Transcribe each line of the material as it is, and drop any picture.

- PROVIDED MATERIAL -
════
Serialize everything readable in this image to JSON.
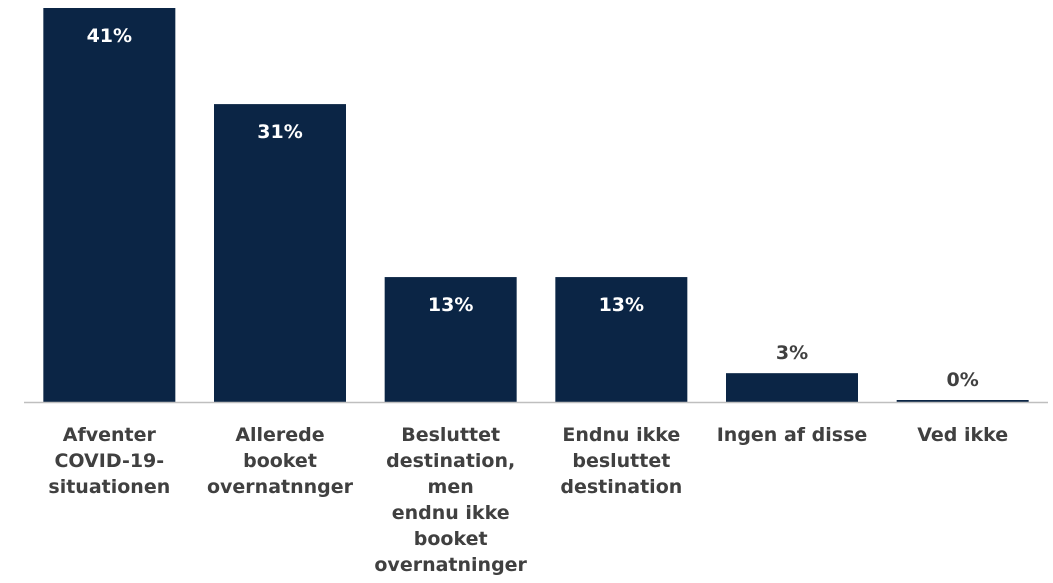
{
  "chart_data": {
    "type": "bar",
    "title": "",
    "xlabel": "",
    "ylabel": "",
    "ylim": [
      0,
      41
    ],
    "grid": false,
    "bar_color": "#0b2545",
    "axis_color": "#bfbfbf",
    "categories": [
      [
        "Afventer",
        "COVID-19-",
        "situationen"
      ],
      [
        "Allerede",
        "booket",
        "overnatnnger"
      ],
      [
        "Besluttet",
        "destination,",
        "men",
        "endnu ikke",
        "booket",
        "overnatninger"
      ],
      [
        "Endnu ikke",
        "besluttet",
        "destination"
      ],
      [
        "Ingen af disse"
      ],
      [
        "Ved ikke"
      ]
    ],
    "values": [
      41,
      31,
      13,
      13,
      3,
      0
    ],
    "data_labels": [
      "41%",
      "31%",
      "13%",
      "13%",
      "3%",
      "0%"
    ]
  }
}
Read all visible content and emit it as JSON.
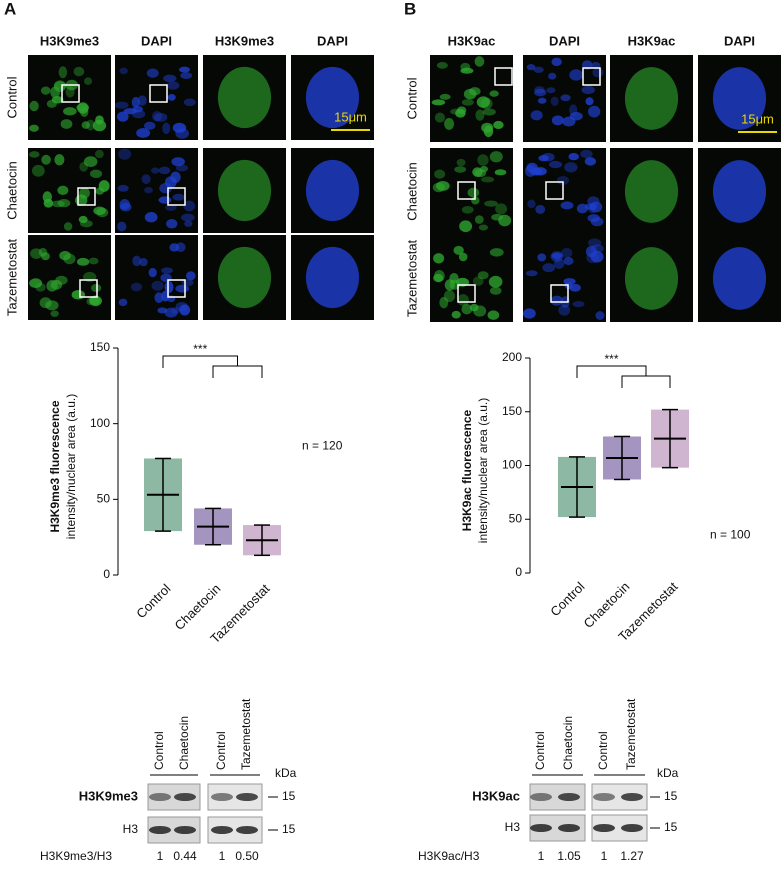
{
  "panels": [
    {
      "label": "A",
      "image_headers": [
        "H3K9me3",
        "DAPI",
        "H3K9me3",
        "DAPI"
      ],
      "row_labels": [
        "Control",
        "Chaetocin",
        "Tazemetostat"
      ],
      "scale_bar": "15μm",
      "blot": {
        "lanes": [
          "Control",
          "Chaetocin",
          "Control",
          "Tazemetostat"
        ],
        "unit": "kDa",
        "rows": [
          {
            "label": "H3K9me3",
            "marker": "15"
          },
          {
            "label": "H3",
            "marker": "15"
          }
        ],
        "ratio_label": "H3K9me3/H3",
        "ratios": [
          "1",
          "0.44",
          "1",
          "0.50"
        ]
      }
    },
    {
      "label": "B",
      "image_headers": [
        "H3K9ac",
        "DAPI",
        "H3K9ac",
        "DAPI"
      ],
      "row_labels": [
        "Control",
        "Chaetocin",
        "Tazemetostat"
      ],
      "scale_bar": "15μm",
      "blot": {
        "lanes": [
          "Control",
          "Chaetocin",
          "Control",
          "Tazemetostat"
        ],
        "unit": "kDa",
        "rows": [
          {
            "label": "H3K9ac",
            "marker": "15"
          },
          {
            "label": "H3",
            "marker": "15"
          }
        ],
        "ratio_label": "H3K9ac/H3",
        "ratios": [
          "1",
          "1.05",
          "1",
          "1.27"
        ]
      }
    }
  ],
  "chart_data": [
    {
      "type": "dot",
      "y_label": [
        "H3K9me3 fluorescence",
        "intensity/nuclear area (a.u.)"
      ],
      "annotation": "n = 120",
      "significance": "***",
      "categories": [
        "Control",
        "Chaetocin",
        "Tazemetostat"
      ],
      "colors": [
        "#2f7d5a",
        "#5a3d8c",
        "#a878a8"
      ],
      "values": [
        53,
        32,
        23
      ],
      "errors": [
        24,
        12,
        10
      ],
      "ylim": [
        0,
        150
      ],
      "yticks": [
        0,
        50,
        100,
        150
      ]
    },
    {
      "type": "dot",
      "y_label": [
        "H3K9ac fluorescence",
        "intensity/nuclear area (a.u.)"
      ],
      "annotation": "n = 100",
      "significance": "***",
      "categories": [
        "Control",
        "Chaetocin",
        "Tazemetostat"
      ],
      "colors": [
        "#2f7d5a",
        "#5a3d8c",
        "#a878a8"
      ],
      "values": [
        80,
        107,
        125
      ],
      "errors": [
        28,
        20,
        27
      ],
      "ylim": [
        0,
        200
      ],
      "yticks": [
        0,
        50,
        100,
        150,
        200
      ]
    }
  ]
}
════
- WRITTEN ANSWER -
Serialize everything readable in this image to JSON.
{
  "chart_data": {
    "type": "bar",
    "title": "",
    "xlabel": "",
    "ylabel": "",
    "ylim": [
      0,
      41
    ],
    "grid": false,
    "bar_color": "#0b2545",
    "axis_color": "#bfbfbf",
    "categories": [
      [
        "Afventer",
        "COVID-19-",
        "situationen"
      ],
      [
        "Allerede",
        "booket",
        "overnatnnger"
      ],
      [
        "Besluttet",
        "destination,",
        "men",
        "endnu ikke",
        "booket",
        "overnatninger"
      ],
      [
        "Endnu ikke",
        "besluttet",
        "destination"
      ],
      [
        "Ingen af disse"
      ],
      [
        "Ved ikke"
      ]
    ],
    "values": [
      41,
      31,
      13,
      13,
      3,
      0
    ],
    "data_labels": [
      "41%",
      "31%",
      "13%",
      "13%",
      "3%",
      "0%"
    ]
  }
}
Read all visible content and emit it as JSON.
{
  "panels": [
    {
      "label": "A",
      "image_headers": [
        "H3K9me3",
        "DAPI",
        "H3K9me3",
        "DAPI"
      ],
      "row_labels": [
        "Control",
        "Chaetocin",
        "Tazemetostat"
      ],
      "scale_bar": "15μm",
      "blot": {
        "lanes": [
          "Control",
          "Chaetocin",
          "Control",
          "Tazemetostat"
        ],
        "unit": "kDa",
        "rows": [
          {
            "label": "H3K9me3",
            "marker": "15"
          },
          {
            "label": "H3",
            "marker": "15"
          }
        ],
        "ratio_label": "H3K9me3/H3",
        "ratios": [
          "1",
          "0.44",
          "1",
          "0.50"
        ]
      }
    },
    {
      "label": "B",
      "image_headers": [
        "H3K9ac",
        "DAPI",
        "H3K9ac",
        "DAPI"
      ],
      "row_labels": [
        "Control",
        "Chaetocin",
        "Tazemetostat"
      ],
      "scale_bar": "15μm",
      "blot": {
        "lanes": [
          "Control",
          "Chaetocin",
          "Control",
          "Tazemetostat"
        ],
        "unit": "kDa",
        "rows": [
          {
            "label": "H3K9ac",
            "marker": "15"
          },
          {
            "label": "H3",
            "marker": "15"
          }
        ],
        "ratio_label": "H3K9ac/H3",
        "ratios": [
          "1",
          "1.05",
          "1",
          "1.27"
        ]
      }
    }
  ],
  "chart_data": [
    {
      "type": "dot",
      "y_label": [
        "H3K9me3 fluorescence",
        "intensity/nuclear area (a.u.)"
      ],
      "annotation": "n = 120",
      "significance": "***",
      "categories": [
        "Control",
        "Chaetocin",
        "Tazemetostat"
      ],
      "colors": [
        "#2f7d5a",
        "#5a3d8c",
        "#a878a8"
      ],
      "values": [
        53,
        32,
        23
      ],
      "errors": [
        24,
        12,
        10
      ],
      "ylim": [
        0,
        150
      ],
      "yticks": [
        0,
        50,
        100,
        150
      ]
    },
    {
      "type": "dot",
      "y_label": [
        "H3K9ac fluorescence",
        "intensity/nuclear area (a.u.)"
      ],
      "annotation": "n = 100",
      "significance": "***",
      "categories": [
        "Control",
        "Chaetocin",
        "Tazemetostat"
      ],
      "colors": [
        "#2f7d5a",
        "#5a3d8c",
        "#a878a8"
      ],
      "values": [
        80,
        107,
        125
      ],
      "errors": [
        28,
        20,
        27
      ],
      "ylim": [
        0,
        200
      ],
      "yticks": [
        0,
        50,
        100,
        150,
        200
      ]
    }
  ]
}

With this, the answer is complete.